Your goal.
Every line in the listing is to be echoed verbatim.

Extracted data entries
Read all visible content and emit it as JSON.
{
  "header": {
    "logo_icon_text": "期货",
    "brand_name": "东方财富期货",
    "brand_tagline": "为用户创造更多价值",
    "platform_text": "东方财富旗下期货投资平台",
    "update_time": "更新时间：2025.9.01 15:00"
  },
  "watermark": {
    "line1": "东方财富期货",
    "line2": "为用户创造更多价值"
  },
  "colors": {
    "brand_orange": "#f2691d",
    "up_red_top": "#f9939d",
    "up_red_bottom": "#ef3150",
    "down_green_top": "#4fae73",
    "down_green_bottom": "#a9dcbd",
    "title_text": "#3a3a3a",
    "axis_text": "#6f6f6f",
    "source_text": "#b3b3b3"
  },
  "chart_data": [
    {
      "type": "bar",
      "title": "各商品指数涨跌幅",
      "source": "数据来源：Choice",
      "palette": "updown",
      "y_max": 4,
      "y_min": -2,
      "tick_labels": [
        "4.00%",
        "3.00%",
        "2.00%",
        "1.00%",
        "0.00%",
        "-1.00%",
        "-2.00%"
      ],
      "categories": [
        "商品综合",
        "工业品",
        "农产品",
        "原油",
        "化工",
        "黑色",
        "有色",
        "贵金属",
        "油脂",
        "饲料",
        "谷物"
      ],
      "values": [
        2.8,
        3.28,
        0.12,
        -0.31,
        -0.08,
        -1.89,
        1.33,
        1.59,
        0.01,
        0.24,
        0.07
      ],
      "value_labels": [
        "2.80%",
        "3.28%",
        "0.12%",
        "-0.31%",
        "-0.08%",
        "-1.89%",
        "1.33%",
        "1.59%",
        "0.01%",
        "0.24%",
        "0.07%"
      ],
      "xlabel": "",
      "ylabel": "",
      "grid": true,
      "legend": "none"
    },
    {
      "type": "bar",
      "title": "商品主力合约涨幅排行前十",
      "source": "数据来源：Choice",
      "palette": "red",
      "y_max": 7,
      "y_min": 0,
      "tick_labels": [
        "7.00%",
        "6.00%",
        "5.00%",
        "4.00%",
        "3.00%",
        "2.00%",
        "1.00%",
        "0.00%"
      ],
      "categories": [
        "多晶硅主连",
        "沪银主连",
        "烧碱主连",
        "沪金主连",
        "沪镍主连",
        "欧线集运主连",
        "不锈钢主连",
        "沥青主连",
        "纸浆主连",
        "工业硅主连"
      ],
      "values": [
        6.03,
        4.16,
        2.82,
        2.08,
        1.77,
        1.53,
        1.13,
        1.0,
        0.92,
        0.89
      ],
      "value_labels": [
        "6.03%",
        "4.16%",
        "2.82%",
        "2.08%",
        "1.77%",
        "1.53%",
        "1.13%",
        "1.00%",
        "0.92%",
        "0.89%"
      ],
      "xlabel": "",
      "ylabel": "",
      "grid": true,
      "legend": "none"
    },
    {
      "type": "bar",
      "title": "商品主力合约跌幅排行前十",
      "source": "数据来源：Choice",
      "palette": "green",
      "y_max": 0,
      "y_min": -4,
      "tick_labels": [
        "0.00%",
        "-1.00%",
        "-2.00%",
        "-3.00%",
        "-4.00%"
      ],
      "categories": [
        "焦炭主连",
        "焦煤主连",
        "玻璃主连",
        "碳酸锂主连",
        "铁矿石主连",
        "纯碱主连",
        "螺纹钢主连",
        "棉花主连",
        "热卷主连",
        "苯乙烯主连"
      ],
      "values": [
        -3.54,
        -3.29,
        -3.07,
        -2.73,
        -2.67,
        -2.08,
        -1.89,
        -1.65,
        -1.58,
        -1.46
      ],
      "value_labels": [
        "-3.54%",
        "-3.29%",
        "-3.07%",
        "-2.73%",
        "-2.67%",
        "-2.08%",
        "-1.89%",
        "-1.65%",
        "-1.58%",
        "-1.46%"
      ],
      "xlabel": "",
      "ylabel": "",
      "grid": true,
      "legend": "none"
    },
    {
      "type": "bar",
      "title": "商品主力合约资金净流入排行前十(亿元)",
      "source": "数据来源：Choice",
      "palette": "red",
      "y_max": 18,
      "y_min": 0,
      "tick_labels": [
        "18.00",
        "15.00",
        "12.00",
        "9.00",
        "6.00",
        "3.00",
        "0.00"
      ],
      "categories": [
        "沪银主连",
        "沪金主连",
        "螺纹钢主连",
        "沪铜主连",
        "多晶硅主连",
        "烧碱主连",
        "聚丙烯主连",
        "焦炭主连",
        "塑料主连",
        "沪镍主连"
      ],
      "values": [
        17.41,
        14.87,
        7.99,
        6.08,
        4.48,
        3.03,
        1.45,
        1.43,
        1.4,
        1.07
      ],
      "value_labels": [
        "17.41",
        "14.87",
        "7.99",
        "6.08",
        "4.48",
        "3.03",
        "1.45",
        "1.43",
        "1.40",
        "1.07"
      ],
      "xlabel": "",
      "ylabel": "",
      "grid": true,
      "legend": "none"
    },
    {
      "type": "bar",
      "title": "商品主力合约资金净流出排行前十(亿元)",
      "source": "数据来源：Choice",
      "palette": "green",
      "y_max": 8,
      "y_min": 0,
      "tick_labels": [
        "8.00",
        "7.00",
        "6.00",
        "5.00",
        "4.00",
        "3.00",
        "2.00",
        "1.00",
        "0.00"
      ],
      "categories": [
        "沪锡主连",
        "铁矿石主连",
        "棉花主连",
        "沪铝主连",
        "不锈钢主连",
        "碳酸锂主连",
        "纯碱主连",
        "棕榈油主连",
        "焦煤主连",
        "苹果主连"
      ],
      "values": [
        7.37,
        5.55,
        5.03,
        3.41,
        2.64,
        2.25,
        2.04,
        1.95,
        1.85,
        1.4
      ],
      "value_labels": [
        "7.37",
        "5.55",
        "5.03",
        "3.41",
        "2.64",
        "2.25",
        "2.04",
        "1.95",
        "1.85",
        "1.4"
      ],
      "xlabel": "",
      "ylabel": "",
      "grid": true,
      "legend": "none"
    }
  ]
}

Result for this task.
Read all visible content and emit it as JSON.
{
  "header": {
    "logo_icon_text": "期货",
    "brand_name": "东方财富期货",
    "brand_tagline": "为用户创造更多价值",
    "platform_text": "东方财富旗下期货投资平台",
    "update_time": "更新时间：2025.9.01 15:00"
  },
  "watermark": {
    "line1": "东方财富期货",
    "line2": "为用户创造更多价值"
  },
  "colors": {
    "brand_orange": "#f2691d",
    "up_red_top": "#f9939d",
    "up_red_bottom": "#ef3150",
    "down_green_top": "#4fae73",
    "down_green_bottom": "#a9dcbd",
    "title_text": "#3a3a3a",
    "axis_text": "#6f6f6f",
    "source_text": "#b3b3b3"
  },
  "chart_data": [
    {
      "type": "bar",
      "title": "各商品指数涨跌幅",
      "source": "数据来源：Choice",
      "palette": "updown",
      "y_max": 4,
      "y_min": -2,
      "tick_labels": [
        "4.00%",
        "3.00%",
        "2.00%",
        "1.00%",
        "0.00%",
        "-1.00%",
        "-2.00%"
      ],
      "categories": [
        "商品综合",
        "工业品",
        "农产品",
        "原油",
        "化工",
        "黑色",
        "有色",
        "贵金属",
        "油脂",
        "饲料",
        "谷物"
      ],
      "values": [
        2.8,
        3.28,
        0.12,
        -0.31,
        -0.08,
        -1.89,
        1.33,
        1.59,
        0.01,
        0.24,
        0.07
      ],
      "value_labels": [
        "2.80%",
        "3.28%",
        "0.12%",
        "-0.31%",
        "-0.08%",
        "-1.89%",
        "1.33%",
        "1.59%",
        "0.01%",
        "0.24%",
        "0.07%"
      ],
      "xlabel": "",
      "ylabel": "",
      "grid": true,
      "legend": "none"
    },
    {
      "type": "bar",
      "title": "商品主力合约涨幅排行前十",
      "source": "数据来源：Choice",
      "palette": "red",
      "y_max": 7,
      "y_min": 0,
      "tick_labels": [
        "7.00%",
        "6.00%",
        "5.00%",
        "4.00%",
        "3.00%",
        "2.00%",
        "1.00%",
        "0.00%"
      ],
      "categories": [
        "多晶硅主连",
        "沪银主连",
        "烧碱主连",
        "沪金主连",
        "沪镍主连",
        "欧线集运主连",
        "不锈钢主连",
        "沥青主连",
        "纸浆主连",
        "工业硅主连"
      ],
      "values": [
        6.03,
        4.16,
        2.82,
        2.08,
        1.77,
        1.53,
        1.13,
        1.0,
        0.92,
        0.89
      ],
      "value_labels": [
        "6.03%",
        "4.16%",
        "2.82%",
        "2.08%",
        "1.77%",
        "1.53%",
        "1.13%",
        "1.00%",
        "0.92%",
        "0.89%"
      ],
      "xlabel": "",
      "ylabel": "",
      "grid": true,
      "legend": "none"
    },
    {
      "type": "bar",
      "title": "商品主力合约跌幅排行前十",
      "source": "数据来源：Choice",
      "palette": "green",
      "y_max": 0,
      "y_min": -4,
      "tick_labels": [
        "0.00%",
        "-1.00%",
        "-2.00%",
        "-3.00%",
        "-4.00%"
      ],
      "categories": [
        "焦炭主连",
        "焦煤主连",
        "玻璃主连",
        "碳酸锂主连",
        "铁矿石主连",
        "纯碱主连",
        "螺纹钢主连",
        "棉花主连",
        "热卷主连",
        "苯乙烯主连"
      ],
      "values": [
        -3.54,
        -3.29,
        -3.07,
        -2.73,
        -2.67,
        -2.08,
        -1.89,
        -1.65,
        -1.58,
        -1.46
      ],
      "value_labels": [
        "-3.54%",
        "-3.29%",
        "-3.07%",
        "-2.73%",
        "-2.67%",
        "-2.08%",
        "-1.89%",
        "-1.65%",
        "-1.58%",
        "-1.46%"
      ],
      "xlabel": "",
      "ylabel": "",
      "grid": true,
      "legend": "none"
    },
    {
      "type": "bar",
      "title": "商品主力合约资金净流入排行前十(亿元)",
      "source": "数据来源：Choice",
      "palette": "red",
      "y_max": 18,
      "y_min": 0,
      "tick_labels": [
        "18.00",
        "15.00",
        "12.00",
        "9.00",
        "6.00",
        "3.00",
        "0.00"
      ],
      "categories": [
        "沪银主连",
        "沪金主连",
        "螺纹钢主连",
        "沪铜主连",
        "多晶硅主连",
        "烧碱主连",
        "聚丙烯主连",
        "焦炭主连",
        "塑料主连",
        "沪镍主连"
      ],
      "values": [
        17.41,
        14.87,
        7.99,
        6.08,
        4.48,
        3.03,
        1.45,
        1.43,
        1.4,
        1.07
      ],
      "value_labels": [
        "17.41",
        "14.87",
        "7.99",
        "6.08",
        "4.48",
        "3.03",
        "1.45",
        "1.43",
        "1.40",
        "1.07"
      ],
      "xlabel": "",
      "ylabel": "",
      "grid": true,
      "legend": "none"
    },
    {
      "type": "bar",
      "title": "商品主力合约资金净流出排行前十(亿元)",
      "source": "数据来源：Choice",
      "palette": "green",
      "y_max": 8,
      "y_min": 0,
      "tick_labels": [
        "8.00",
        "7.00",
        "6.00",
        "5.00",
        "4.00",
        "3.00",
        "2.00",
        "1.00",
        "0.00"
      ],
      "categories": [
        "沪锡主连",
        "铁矿石主连",
        "棉花主连",
        "沪铝主连",
        "不锈钢主连",
        "碳酸锂主连",
        "纯碱主连",
        "棕榈油主连",
        "焦煤主连",
        "苹果主连"
      ],
      "values": [
        7.37,
        5.55,
        5.03,
        3.41,
        2.64,
        2.25,
        2.04,
        1.95,
        1.85,
        1.4
      ],
      "value_labels": [
        "7.37",
        "5.55",
        "5.03",
        "3.41",
        "2.64",
        "2.25",
        "2.04",
        "1.95",
        "1.85",
        "1.4"
      ],
      "xlabel": "",
      "ylabel": "",
      "grid": true,
      "legend": "none"
    }
  ]
}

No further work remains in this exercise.